_Exercise_
Working from the line that contains "Output a JSON" down to the last line below, repeat each line exactly.

_Supplied data_
.....

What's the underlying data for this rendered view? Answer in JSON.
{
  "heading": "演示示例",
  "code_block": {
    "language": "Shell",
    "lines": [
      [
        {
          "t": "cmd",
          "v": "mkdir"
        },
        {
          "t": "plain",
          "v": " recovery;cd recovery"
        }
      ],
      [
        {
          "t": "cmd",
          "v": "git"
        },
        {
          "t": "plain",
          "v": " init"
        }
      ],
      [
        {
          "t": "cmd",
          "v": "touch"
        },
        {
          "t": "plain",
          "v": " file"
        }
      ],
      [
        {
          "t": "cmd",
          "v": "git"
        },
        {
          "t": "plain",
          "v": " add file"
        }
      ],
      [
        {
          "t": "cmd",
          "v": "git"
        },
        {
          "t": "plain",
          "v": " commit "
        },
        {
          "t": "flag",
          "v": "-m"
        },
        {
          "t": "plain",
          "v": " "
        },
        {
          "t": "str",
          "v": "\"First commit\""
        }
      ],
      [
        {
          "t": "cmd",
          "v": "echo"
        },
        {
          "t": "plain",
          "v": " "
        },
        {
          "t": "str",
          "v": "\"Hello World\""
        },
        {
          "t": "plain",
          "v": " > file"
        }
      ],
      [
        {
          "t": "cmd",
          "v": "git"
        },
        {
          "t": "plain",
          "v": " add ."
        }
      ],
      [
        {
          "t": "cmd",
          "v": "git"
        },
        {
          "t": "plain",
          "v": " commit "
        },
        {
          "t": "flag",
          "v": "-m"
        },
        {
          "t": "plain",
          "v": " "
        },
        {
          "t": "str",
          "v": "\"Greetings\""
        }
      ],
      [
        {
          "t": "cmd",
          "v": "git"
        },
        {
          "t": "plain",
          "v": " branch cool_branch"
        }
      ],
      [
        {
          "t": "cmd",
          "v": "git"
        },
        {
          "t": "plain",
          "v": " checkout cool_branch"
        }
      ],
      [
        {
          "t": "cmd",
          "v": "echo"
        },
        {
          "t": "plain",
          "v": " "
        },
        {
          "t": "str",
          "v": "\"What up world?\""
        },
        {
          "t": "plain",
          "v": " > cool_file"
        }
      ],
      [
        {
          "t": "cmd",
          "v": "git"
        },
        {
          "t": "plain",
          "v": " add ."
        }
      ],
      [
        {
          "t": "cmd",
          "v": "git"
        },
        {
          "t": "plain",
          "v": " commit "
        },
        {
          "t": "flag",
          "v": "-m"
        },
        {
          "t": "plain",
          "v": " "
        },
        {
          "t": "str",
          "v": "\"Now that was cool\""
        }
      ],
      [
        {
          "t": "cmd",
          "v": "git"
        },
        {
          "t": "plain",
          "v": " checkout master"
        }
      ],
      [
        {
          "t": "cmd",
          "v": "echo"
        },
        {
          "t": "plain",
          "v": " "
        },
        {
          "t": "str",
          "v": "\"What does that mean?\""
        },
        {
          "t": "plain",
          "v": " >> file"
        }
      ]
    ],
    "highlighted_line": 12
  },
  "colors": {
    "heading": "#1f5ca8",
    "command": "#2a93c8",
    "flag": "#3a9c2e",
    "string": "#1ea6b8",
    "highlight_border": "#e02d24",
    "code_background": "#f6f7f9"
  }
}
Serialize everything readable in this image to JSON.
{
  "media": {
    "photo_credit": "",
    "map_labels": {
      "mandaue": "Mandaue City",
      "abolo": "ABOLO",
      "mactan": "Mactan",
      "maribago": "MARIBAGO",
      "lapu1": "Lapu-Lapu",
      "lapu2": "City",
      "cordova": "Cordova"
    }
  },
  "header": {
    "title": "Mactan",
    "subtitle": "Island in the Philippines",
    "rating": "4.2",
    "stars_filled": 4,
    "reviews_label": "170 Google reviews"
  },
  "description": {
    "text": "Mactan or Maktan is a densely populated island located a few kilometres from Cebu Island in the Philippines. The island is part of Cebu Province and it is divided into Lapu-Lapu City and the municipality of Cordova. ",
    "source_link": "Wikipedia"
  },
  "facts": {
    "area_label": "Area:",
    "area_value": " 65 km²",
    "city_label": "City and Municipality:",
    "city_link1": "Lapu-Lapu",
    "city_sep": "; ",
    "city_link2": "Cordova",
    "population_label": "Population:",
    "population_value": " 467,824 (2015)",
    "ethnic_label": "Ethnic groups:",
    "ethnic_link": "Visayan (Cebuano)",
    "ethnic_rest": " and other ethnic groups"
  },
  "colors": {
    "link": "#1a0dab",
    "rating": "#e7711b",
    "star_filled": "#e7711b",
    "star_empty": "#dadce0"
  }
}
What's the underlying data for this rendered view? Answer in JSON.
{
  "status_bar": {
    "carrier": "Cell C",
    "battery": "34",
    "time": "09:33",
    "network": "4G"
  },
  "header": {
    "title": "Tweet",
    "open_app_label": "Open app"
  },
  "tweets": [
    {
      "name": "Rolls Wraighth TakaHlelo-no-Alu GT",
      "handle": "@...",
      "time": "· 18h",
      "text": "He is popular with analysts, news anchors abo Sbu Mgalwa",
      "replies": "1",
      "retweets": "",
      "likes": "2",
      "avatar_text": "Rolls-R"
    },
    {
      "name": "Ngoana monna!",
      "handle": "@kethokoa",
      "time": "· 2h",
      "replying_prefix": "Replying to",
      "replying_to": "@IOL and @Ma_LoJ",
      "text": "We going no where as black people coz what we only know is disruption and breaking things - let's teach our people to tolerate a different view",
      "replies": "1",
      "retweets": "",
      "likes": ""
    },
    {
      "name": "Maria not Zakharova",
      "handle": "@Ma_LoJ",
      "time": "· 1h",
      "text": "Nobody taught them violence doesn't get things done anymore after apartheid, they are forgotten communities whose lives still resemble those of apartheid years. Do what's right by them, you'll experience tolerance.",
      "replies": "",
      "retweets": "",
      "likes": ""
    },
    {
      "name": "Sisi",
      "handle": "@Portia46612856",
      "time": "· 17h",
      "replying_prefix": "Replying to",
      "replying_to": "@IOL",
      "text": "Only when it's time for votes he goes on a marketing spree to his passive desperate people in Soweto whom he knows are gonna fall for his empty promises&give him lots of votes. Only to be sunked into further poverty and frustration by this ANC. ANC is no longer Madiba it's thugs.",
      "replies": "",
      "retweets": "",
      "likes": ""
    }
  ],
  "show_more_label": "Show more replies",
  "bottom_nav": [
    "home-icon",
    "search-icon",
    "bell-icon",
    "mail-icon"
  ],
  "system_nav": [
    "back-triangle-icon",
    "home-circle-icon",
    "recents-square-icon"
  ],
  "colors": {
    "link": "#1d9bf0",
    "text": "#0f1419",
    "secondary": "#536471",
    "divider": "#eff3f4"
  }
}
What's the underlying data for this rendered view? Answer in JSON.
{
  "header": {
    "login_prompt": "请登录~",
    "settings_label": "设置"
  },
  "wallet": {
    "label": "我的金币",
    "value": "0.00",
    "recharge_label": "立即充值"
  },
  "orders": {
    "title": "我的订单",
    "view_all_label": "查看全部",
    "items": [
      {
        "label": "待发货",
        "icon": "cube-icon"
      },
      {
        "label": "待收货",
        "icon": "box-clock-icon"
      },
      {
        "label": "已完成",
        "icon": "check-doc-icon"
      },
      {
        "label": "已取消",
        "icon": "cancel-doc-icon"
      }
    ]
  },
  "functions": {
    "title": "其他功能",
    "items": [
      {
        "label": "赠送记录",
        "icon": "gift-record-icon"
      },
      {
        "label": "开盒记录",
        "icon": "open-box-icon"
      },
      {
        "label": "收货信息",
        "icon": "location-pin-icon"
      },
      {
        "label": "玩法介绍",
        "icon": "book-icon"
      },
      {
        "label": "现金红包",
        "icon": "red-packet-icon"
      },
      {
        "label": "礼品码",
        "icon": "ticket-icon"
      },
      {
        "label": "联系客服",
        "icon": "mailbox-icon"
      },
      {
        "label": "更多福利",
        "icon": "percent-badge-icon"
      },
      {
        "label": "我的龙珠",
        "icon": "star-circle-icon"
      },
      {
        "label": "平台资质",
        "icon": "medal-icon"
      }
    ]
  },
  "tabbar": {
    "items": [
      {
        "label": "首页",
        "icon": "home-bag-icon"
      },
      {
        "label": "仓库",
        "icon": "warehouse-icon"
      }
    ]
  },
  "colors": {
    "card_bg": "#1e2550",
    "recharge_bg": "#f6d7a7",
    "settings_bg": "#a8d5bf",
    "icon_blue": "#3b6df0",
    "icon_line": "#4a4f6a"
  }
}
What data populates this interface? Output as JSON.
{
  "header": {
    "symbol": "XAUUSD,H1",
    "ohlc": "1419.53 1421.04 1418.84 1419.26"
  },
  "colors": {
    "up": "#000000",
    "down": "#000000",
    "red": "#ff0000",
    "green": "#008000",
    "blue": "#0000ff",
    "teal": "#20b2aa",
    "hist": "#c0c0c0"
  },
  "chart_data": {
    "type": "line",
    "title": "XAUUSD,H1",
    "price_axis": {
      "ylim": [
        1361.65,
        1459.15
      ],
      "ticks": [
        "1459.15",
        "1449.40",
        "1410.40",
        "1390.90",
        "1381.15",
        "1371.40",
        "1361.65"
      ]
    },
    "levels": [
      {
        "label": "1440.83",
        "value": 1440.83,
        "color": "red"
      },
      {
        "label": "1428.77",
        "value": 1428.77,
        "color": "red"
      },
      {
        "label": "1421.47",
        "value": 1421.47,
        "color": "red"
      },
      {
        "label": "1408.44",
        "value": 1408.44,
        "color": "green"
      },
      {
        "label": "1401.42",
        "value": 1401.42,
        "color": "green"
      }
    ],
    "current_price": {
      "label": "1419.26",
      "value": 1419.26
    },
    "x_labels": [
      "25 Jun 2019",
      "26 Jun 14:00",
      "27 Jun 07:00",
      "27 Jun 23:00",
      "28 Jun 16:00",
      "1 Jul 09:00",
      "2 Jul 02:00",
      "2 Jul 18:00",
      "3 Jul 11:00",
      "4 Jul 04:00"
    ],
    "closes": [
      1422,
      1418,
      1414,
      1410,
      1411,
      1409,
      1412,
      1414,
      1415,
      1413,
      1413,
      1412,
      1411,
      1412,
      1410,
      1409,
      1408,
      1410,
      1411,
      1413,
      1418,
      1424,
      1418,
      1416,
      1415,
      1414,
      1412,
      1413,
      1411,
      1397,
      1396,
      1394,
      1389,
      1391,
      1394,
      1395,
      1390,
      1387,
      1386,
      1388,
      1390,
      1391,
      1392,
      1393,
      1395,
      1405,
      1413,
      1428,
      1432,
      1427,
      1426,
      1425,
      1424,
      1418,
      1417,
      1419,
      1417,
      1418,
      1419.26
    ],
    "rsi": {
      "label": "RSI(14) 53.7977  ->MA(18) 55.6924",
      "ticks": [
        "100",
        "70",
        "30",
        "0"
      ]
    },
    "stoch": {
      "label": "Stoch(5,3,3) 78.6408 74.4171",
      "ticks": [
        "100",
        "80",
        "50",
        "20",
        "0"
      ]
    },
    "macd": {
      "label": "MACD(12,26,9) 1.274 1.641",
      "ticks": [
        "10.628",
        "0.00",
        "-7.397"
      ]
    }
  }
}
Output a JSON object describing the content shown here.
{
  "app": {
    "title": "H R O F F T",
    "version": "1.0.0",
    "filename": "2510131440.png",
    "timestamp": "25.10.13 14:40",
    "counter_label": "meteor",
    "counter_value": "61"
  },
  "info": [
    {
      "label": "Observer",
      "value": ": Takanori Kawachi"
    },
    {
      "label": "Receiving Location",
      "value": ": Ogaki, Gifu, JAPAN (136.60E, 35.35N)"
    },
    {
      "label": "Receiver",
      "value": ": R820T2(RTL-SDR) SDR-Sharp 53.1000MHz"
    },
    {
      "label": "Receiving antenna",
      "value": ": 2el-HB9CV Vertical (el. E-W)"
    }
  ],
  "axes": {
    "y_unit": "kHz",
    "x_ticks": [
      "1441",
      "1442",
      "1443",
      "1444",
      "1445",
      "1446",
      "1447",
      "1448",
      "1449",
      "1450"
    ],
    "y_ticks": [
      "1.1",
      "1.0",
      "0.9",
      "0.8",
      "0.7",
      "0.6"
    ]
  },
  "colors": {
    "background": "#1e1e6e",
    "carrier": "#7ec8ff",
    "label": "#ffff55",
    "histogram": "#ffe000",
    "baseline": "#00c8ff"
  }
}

.....

_The result_
Output a JSON object describing the content shown here.
{
  "app": {
    "title": "H R O F F T",
    "version": "1.0.0",
    "filename": "2510131440.png",
    "timestamp": "25.10.13 14:40",
    "counter_label": "meteor",
    "counter_value": "61"
  },
  "info": [
    {
      "label": "Observer",
      "value": ": Takanori Kawachi"
    },
    {
      "label": "Receiving Location",
      "value": ": Ogaki, Gifu, JAPAN (136.60E, 35.35N)"
    },
    {
      "label": "Receiver",
      "value": ": R820T2(RTL-SDR) SDR-Sharp 53.1000MHz"
    },
    {
      "label": "Receiving antenna",
      "value": ": 2el-HB9CV Vertical (el. E-W)"
    }
  ],
  "axes": {
    "y_unit": "kHz",
    "x_ticks": [
      "1441",
      "1442",
      "1443",
      "1444",
      "1445",
      "1446",
      "1447",
      "1448",
      "1449",
      "1450"
    ],
    "y_ticks": [
      "1.1",
      "1.0",
      "0.9",
      "0.8",
      "0.7",
      "0.6"
    ]
  },
  "colors": {
    "background": "#1e1e6e",
    "carrier": "#7ec8ff",
    "label": "#ffff55",
    "histogram": "#ffe000",
    "baseline": "#00c8ff"
  }
}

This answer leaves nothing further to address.